── Records for this task

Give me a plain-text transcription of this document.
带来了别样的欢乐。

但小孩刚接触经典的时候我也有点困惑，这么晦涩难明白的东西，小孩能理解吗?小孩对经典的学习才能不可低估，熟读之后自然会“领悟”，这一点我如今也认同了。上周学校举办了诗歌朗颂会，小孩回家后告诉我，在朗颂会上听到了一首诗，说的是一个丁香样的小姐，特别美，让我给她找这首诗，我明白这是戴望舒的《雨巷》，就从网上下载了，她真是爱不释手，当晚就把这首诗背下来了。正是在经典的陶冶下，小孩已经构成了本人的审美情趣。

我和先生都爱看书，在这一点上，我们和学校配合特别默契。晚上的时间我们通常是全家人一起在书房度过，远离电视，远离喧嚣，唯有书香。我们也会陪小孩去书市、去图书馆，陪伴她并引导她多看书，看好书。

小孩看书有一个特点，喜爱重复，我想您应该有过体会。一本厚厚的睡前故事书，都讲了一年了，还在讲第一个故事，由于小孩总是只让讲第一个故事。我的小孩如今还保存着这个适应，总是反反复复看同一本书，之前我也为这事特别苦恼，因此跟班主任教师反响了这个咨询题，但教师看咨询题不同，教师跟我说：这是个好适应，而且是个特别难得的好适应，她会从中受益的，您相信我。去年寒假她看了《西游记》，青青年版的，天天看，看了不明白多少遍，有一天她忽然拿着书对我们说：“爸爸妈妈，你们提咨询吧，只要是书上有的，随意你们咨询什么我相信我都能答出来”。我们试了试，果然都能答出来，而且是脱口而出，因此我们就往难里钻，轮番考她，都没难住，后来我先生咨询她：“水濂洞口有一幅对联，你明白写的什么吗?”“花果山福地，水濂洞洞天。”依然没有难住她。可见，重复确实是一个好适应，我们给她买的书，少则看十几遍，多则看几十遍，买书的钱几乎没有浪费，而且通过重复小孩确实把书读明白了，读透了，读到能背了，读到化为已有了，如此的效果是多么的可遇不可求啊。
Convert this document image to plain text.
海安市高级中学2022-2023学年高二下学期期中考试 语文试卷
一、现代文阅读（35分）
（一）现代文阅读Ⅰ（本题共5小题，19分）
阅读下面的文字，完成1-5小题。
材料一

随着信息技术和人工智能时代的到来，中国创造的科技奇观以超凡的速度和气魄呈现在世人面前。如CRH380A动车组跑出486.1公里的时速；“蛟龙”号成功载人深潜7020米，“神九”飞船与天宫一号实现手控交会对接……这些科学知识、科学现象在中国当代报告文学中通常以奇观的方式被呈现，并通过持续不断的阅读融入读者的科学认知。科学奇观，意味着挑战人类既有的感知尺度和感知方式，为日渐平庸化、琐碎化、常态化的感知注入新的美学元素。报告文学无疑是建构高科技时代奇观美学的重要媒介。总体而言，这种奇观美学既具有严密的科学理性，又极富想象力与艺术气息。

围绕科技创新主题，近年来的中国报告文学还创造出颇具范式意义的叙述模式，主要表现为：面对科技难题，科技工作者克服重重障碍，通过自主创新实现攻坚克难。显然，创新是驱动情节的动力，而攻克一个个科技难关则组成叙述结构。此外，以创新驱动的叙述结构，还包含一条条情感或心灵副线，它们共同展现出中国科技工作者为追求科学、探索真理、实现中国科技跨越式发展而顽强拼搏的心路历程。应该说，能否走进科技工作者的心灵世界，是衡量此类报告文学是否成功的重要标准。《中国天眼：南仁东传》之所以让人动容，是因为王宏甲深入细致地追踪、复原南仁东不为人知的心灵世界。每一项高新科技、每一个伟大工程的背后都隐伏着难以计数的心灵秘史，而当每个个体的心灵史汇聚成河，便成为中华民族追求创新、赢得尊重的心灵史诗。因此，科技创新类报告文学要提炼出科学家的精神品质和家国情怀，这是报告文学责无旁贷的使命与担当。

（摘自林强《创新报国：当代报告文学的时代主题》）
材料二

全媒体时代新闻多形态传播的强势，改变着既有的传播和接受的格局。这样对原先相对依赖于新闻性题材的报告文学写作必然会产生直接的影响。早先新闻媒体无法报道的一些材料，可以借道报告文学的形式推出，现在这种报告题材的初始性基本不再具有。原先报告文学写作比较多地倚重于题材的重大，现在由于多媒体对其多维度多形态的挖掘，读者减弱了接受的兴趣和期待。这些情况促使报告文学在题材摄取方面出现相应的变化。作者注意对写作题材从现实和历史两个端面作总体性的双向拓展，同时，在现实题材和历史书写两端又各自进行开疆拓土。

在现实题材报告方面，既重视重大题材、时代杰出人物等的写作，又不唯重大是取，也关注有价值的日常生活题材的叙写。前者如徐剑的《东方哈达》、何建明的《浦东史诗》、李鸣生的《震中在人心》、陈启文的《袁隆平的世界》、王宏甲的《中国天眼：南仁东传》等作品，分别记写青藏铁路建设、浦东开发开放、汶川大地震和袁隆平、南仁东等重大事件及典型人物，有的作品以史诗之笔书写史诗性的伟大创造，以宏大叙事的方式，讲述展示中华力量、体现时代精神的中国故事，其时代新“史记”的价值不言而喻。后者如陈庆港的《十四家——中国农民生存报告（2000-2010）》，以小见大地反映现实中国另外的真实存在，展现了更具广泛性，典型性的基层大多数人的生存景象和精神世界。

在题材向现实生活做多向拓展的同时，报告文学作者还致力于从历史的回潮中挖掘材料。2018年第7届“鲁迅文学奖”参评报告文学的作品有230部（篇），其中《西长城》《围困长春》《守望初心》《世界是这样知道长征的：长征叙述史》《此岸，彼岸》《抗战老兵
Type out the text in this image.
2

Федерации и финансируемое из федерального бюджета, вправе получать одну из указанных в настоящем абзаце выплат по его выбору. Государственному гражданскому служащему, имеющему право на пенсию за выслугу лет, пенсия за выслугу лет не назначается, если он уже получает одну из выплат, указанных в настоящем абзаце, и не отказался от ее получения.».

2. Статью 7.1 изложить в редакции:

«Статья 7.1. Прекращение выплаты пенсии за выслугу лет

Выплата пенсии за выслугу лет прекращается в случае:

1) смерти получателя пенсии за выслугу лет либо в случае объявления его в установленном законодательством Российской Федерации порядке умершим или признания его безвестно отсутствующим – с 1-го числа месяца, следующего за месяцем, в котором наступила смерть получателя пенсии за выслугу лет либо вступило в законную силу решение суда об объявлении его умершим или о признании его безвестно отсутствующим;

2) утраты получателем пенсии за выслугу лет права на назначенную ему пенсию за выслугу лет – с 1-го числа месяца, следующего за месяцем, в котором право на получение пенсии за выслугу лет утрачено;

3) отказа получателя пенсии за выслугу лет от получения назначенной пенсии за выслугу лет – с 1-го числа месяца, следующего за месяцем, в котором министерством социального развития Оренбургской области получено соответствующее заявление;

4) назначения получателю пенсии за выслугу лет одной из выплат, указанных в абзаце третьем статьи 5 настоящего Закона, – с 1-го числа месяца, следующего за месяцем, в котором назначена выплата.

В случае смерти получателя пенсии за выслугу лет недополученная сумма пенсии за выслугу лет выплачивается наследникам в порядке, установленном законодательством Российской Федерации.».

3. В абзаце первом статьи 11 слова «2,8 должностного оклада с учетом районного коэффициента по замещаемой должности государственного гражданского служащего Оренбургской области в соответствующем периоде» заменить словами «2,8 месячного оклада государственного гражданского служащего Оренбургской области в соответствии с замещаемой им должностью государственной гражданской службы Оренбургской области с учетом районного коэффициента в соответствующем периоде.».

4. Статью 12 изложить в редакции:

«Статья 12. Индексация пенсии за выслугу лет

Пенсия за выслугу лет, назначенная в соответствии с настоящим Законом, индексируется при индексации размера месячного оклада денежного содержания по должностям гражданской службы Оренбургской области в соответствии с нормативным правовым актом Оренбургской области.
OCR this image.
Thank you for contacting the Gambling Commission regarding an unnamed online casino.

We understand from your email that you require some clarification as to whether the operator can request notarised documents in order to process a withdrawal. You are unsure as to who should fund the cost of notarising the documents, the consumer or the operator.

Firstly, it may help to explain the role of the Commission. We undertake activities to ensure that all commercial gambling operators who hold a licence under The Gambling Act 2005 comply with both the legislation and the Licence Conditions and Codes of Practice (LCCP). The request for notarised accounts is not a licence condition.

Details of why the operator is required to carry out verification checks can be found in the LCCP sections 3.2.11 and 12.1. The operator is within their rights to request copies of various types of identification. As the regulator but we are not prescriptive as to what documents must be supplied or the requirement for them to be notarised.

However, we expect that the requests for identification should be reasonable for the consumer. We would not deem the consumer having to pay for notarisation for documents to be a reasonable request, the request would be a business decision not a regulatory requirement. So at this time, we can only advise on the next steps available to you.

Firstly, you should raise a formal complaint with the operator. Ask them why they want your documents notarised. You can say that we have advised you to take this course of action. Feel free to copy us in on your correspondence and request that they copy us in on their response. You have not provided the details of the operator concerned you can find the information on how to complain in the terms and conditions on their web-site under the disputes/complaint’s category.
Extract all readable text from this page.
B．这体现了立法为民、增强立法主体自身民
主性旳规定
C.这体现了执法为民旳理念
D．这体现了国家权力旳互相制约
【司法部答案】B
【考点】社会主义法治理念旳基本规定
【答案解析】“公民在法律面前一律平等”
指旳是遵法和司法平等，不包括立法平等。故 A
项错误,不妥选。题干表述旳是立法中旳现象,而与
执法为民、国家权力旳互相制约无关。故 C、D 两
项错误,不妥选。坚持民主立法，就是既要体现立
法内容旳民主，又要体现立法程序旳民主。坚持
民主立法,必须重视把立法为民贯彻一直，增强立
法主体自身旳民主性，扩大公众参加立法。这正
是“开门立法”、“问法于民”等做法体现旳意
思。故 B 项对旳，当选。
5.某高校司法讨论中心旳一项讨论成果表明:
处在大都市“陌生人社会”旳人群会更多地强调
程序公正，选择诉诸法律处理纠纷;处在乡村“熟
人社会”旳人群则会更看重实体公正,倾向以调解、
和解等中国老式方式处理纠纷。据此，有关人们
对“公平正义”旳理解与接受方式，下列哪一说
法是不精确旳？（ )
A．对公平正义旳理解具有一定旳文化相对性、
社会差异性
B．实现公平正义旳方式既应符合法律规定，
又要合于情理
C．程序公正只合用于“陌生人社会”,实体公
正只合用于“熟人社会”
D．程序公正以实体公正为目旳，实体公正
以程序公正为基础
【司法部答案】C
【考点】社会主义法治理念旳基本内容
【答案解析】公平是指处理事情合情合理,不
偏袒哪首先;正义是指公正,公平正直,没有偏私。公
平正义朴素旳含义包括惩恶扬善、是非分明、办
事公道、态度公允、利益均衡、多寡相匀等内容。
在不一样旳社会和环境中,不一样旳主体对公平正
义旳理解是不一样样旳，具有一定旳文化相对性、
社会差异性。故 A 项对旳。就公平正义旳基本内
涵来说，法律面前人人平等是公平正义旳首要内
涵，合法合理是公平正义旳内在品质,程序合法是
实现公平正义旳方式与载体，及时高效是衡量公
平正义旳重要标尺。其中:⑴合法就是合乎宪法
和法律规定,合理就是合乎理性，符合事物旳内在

────

Written request
Find the lines containing "Firstly" and list every one of them.

Written reply
Firstly, it may help to explain the role of the Commission. We undertake activities to ensure that all commercial gambling operators who hold a licence under The Gambling Act 2005 comply with both the legislation and the Licence Conditions and Codes of Practice (LCCP). The request for notarised accounts is not a licence condition.
Firstly, you should raise a formal complaint with the operator. Ask them why they want your documents notarised. You can say that we have advised you to take this course of action. Feel free to copy us in on your correspondence and request that they copy us in on their response. You have not provided the details of the operator concerned you can find the information on how to complain in the terms and conditions on their web-site under the disputes/complaint’s category.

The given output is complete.